*Written problem:* Reproduce all the lines exactly as they stand, apart from the pictures.
↓↓↓
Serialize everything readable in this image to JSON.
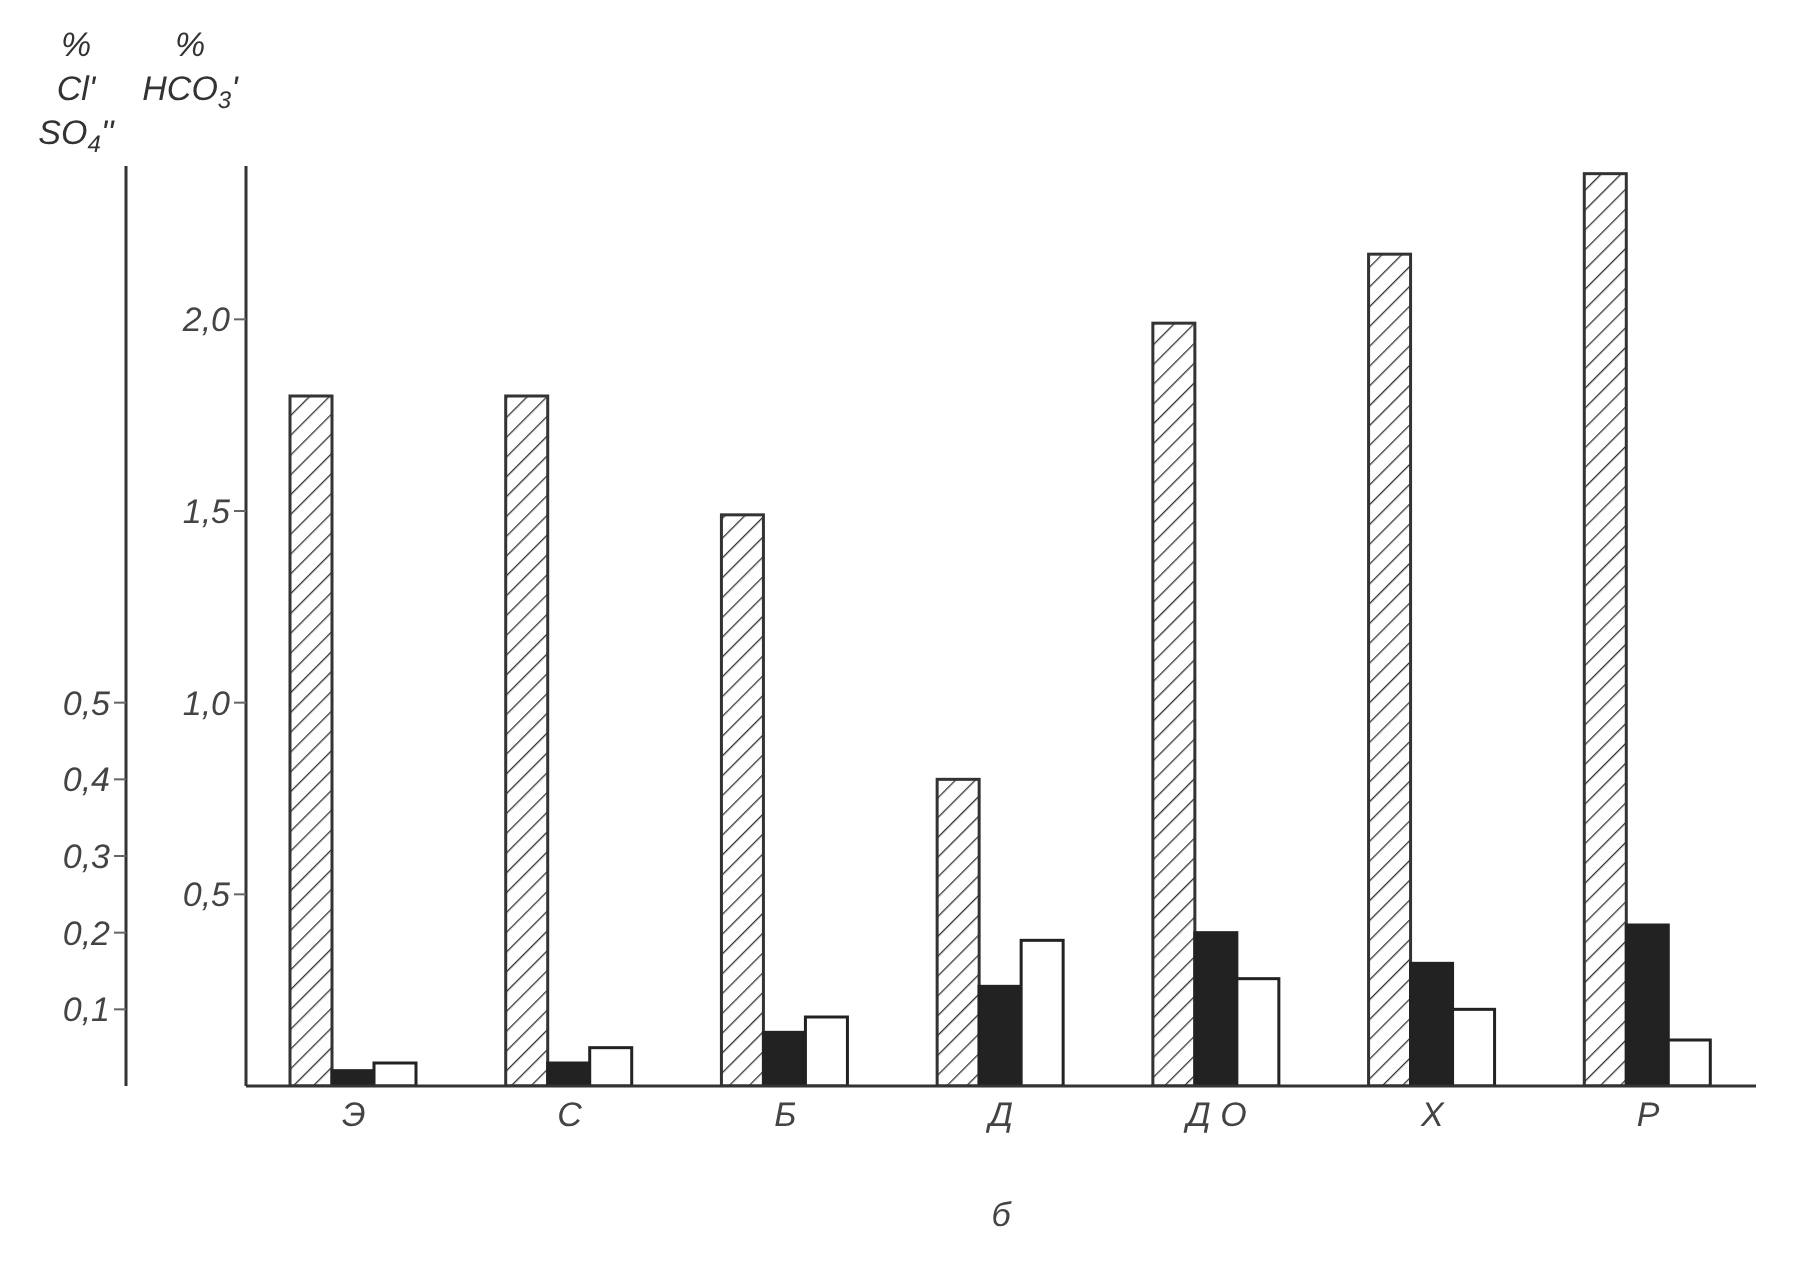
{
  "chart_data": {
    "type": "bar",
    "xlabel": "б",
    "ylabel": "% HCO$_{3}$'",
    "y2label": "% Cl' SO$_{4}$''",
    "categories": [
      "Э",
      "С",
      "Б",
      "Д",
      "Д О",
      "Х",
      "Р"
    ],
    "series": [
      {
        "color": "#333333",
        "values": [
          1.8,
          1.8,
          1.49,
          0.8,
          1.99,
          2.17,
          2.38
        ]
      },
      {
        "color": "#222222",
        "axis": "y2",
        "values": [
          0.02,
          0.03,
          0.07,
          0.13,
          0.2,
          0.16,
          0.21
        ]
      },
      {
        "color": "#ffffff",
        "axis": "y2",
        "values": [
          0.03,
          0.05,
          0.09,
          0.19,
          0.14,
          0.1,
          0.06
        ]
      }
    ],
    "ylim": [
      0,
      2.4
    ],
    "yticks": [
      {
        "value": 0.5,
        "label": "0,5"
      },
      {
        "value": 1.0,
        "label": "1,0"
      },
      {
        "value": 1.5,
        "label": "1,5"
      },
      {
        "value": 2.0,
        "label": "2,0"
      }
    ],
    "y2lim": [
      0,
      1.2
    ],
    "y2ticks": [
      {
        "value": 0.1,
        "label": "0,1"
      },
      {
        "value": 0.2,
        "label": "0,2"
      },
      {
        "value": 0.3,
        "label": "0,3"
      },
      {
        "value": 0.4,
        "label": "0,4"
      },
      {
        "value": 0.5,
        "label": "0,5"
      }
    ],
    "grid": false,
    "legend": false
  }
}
↑↑↑
*Exercise result:*
Serialize everything readable in this image to JSON.
{
  "chart_data": {
    "type": "bar",
    "xlabel": "б",
    "ylabel": "% HCO$_{3}$'",
    "y2label": "% Cl' SO$_{4}$''",
    "categories": [
      "Э",
      "С",
      "Б",
      "Д",
      "Д О",
      "Х",
      "Р"
    ],
    "series": [
      {
        "color": "#333333",
        "values": [
          1.8,
          1.8,
          1.49,
          0.8,
          1.99,
          2.17,
          2.38
        ]
      },
      {
        "color": "#222222",
        "axis": "y2",
        "values": [
          0.02,
          0.03,
          0.07,
          0.13,
          0.2,
          0.16,
          0.21
        ]
      },
      {
        "color": "#ffffff",
        "axis": "y2",
        "values": [
          0.03,
          0.05,
          0.09,
          0.19,
          0.14,
          0.1,
          0.06
        ]
      }
    ],
    "ylim": [
      0,
      2.4
    ],
    "yticks": [
      {
        "value": 0.5,
        "label": "0,5"
      },
      {
        "value": 1.0,
        "label": "1,0"
      },
      {
        "value": 1.5,
        "label": "1,5"
      },
      {
        "value": 2.0,
        "label": "2,0"
      }
    ],
    "y2lim": [
      0,
      1.2
    ],
    "y2ticks": [
      {
        "value": 0.1,
        "label": "0,1"
      },
      {
        "value": 0.2,
        "label": "0,2"
      },
      {
        "value": 0.3,
        "label": "0,3"
      },
      {
        "value": 0.4,
        "label": "0,4"
      },
      {
        "value": 0.5,
        "label": "0,5"
      }
    ],
    "grid": false,
    "legend": false
  }
}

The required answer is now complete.